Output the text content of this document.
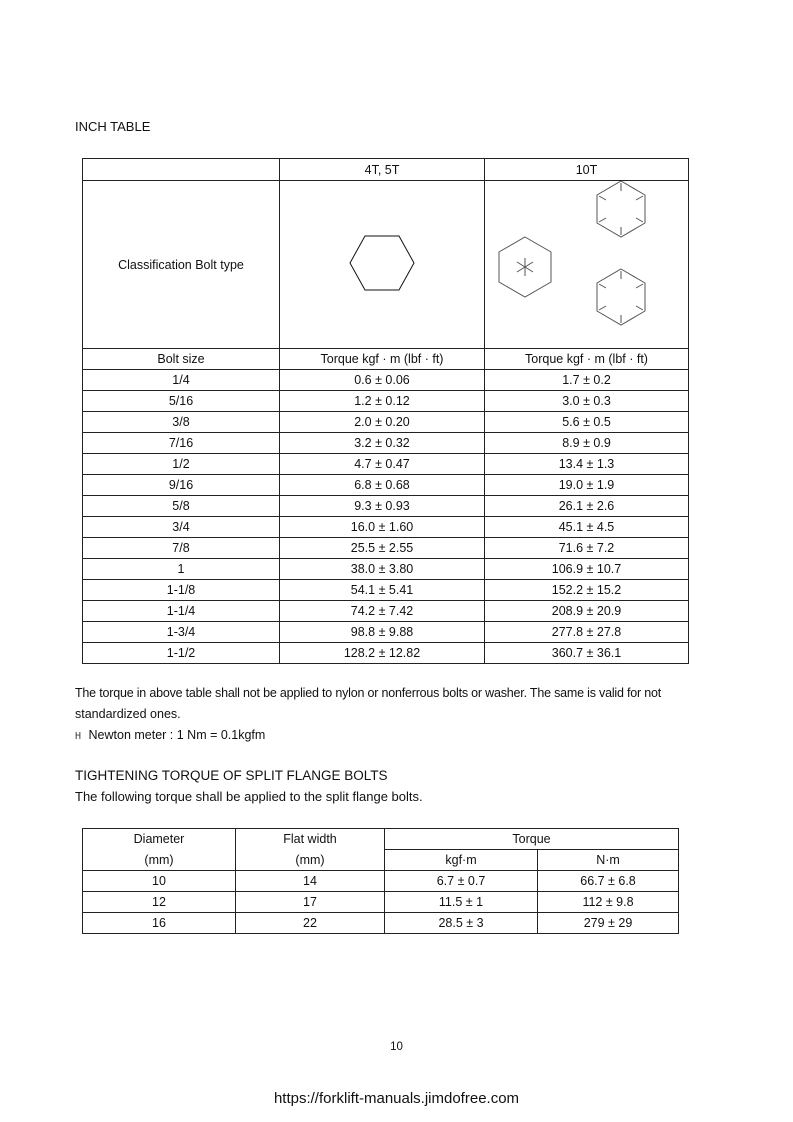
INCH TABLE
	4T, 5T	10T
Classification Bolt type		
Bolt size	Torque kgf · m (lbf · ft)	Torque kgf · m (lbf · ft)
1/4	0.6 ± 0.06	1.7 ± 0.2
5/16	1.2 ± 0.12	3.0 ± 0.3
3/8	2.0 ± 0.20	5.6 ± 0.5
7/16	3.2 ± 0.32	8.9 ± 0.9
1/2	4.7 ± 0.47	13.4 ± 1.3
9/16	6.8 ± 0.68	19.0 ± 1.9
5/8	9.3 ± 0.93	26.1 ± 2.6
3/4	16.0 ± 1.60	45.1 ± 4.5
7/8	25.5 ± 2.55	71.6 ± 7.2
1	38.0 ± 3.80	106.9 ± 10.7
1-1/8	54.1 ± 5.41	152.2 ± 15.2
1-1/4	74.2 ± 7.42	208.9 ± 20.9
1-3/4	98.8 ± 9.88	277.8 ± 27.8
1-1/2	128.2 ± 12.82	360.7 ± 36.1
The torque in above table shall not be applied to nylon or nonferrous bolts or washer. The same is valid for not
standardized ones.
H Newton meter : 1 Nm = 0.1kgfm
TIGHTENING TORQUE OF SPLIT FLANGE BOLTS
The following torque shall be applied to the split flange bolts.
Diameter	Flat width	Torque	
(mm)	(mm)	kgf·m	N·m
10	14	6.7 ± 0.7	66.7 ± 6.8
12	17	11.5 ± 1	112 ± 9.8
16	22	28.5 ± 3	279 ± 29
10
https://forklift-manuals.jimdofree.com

-*-

§ **Written exercise**
Leave out the pictures and retype every line above exactly.

§ **Result**
Output the text content of this document.
INCH TABLE
	4T, 5T	10T
Classification Bolt type		
Bolt size	Torque kgf · m (lbf · ft)	Torque kgf · m (lbf · ft)
1/4	0.6 ± 0.06	1.7 ± 0.2
5/16	1.2 ± 0.12	3.0 ± 0.3
3/8	2.0 ± 0.20	5.6 ± 0.5
7/16	3.2 ± 0.32	8.9 ± 0.9
1/2	4.7 ± 0.47	13.4 ± 1.3
9/16	6.8 ± 0.68	19.0 ± 1.9
5/8	9.3 ± 0.93	26.1 ± 2.6
3/4	16.0 ± 1.60	45.1 ± 4.5
7/8	25.5 ± 2.55	71.6 ± 7.2
1	38.0 ± 3.80	106.9 ± 10.7
1-1/8	54.1 ± 5.41	152.2 ± 15.2
1-1/4	74.2 ± 7.42	208.9 ± 20.9
1-3/4	98.8 ± 9.88	277.8 ± 27.8
1-1/2	128.2 ± 12.82	360.7 ± 36.1
The torque in above table shall not be applied to nylon or nonferrous bolts or washer. The same is valid for not
standardized ones.
H Newton meter : 1 Nm = 0.1kgfm
TIGHTENING TORQUE OF SPLIT FLANGE BOLTS
The following torque shall be applied to the split flange bolts.
Diameter	Flat width	Torque	
(mm)	(mm)	kgf·m	N·m
10	14	6.7 ± 0.7	66.7 ± 6.8
12	17	11.5 ± 1	112 ± 9.8
16	22	28.5 ± 3	279 ± 29
10
https://forklift-manuals.jimdofree.com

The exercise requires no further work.